What is needed » Drop every picture, then transcribe the remaining data exactly.

--- start of Supplied material ---

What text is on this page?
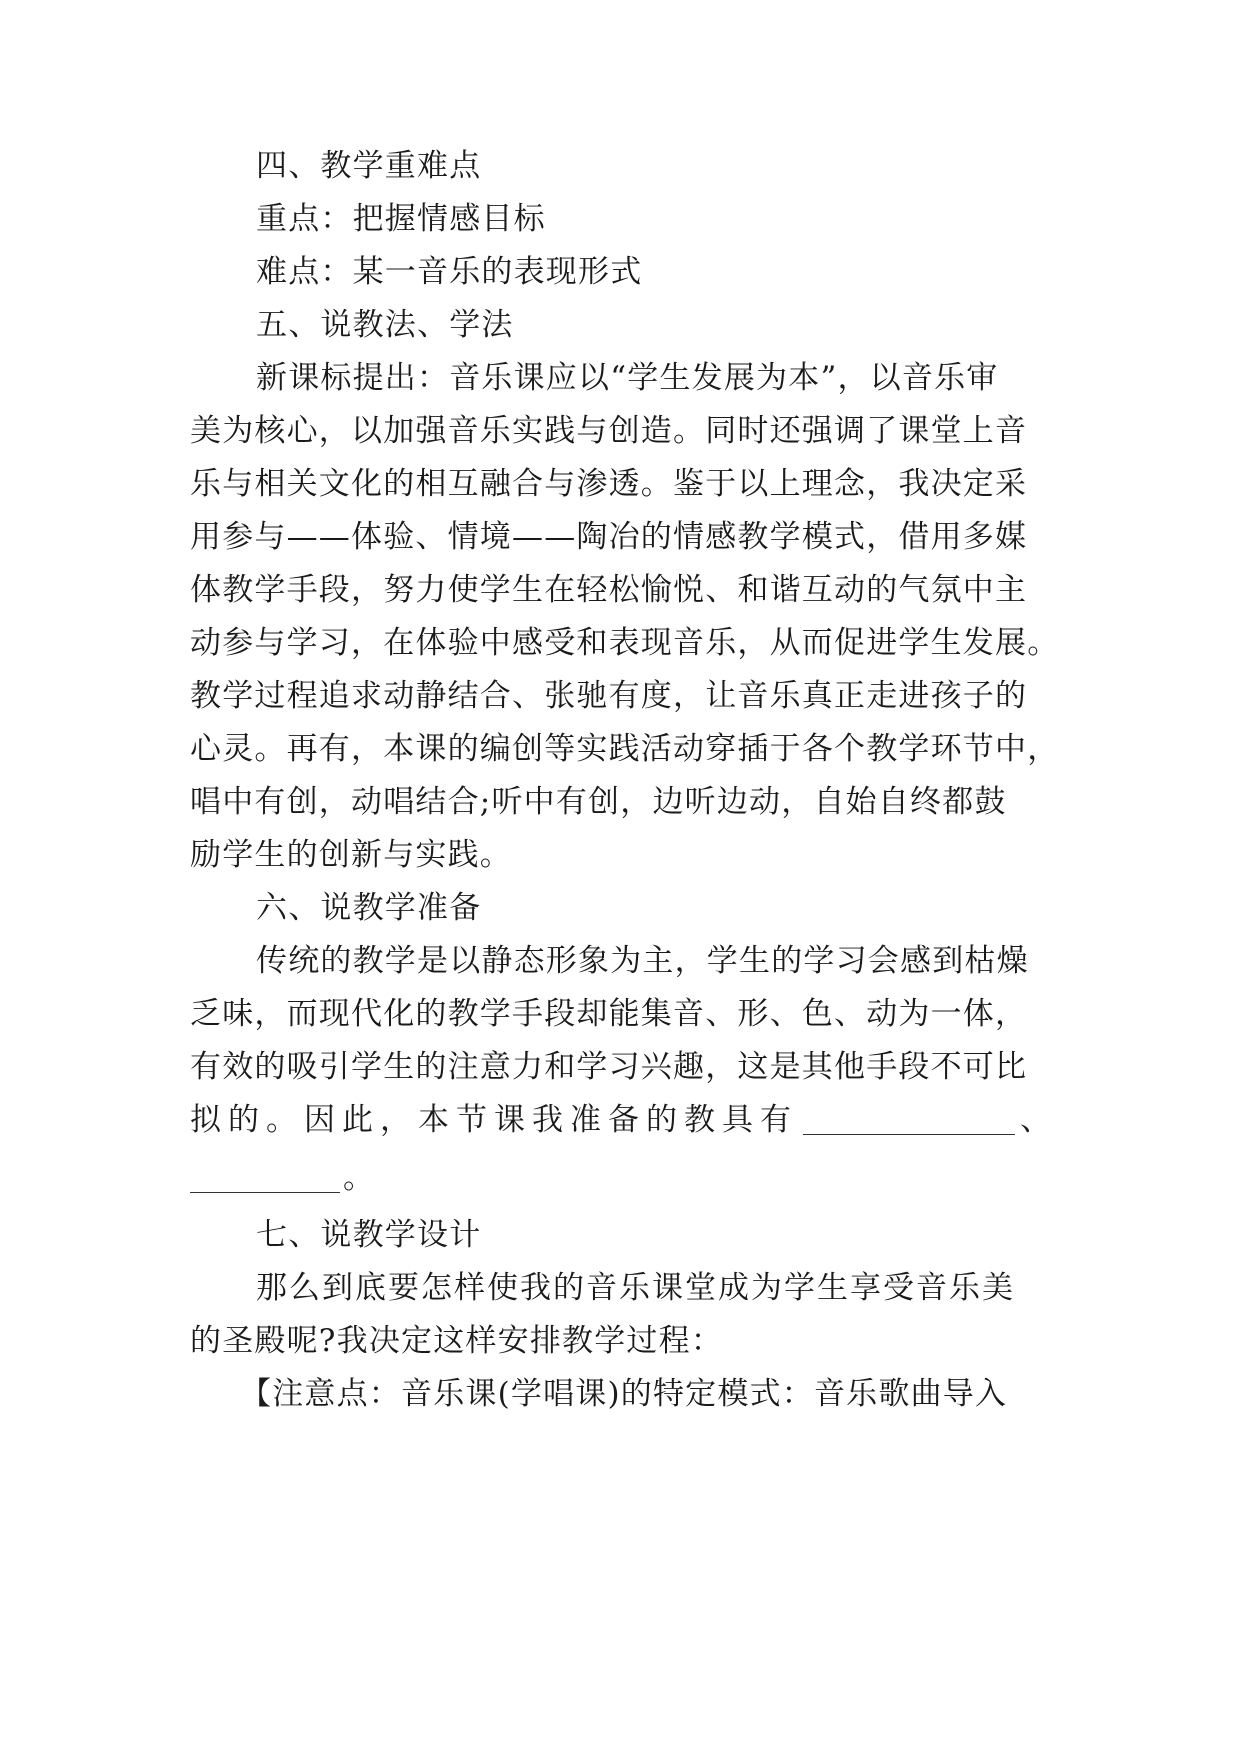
四、教学重难点
重点：把握情感目标
难点：某一音乐的表现形式
五、说教法、学法
新课标提出：音乐课应以“学生发展为本”，以音乐审
美为核心，以加强音乐实践与创造。同时还强调了课堂上音
乐与相关文化的相互融合与渗透。鉴于以上理念，我决定采
用参与——体验、情境——陶冶的情感教学模式，借用多媒
体教学手段，努力使学生在轻松愉悦、和谐互动的气氛中主
动参与学习，在体验中感受和表现音乐，从而促进学生发展。
教学过程追求动静结合、张驰有度，让音乐真正走进孩子的
心灵。再有，本课的编创等实践活动穿插于各个教学环节中，
唱中有创，动唱结合;听中有创，边听边动，自始自终都鼓
励学生的创新与实践。
六、说教学准备
传统的教学是以静态形象为主，学生的学习会感到枯燥
乏味，而现代化的教学手段却能集音、形、色、动为一体，
有效的吸引学生的注意力和学习兴趣，这是其他手段不可比
拟的。因此，本节课我准备的教具有	、
。
七、说教学设计
那么到底要怎样使我的音乐课堂成为学生享受音乐美
的圣殿呢?我决定这样安排教学过程：
【注意点：音乐课(学唱课)的特定模式：音乐歌曲导入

--- end of Supplied material ---

Reply to the task »
What text is on this page?
四、教学重难点
重点：把握情感目标
难点：某一音乐的表现形式
五、说教法、学法
新课标提出：音乐课应以“学生发展为本”，以音乐审
美为核心，以加强音乐实践与创造。同时还强调了课堂上音
乐与相关文化的相互融合与渗透。鉴于以上理念，我决定采
用参与——体验、情境——陶冶的情感教学模式，借用多媒
体教学手段，努力使学生在轻松愉悦、和谐互动的气氛中主
动参与学习，在体验中感受和表现音乐，从而促进学生发展。
教学过程追求动静结合、张驰有度，让音乐真正走进孩子的
心灵。再有，本课的编创等实践活动穿插于各个教学环节中，
唱中有创，动唱结合;听中有创，边听边动，自始自终都鼓
励学生的创新与实践。
六、说教学准备
传统的教学是以静态形象为主，学生的学习会感到枯燥
乏味，而现代化的教学手段却能集音、形、色、动为一体，
有效的吸引学生的注意力和学习兴趣，这是其他手段不可比
拟的。因此，本节课我准备的教具有	、
。
七、说教学设计
那么到底要怎样使我的音乐课堂成为学生享受音乐美
的圣殿呢?我决定这样安排教学过程：
【注意点：音乐课(学唱课)的特定模式：音乐歌曲导入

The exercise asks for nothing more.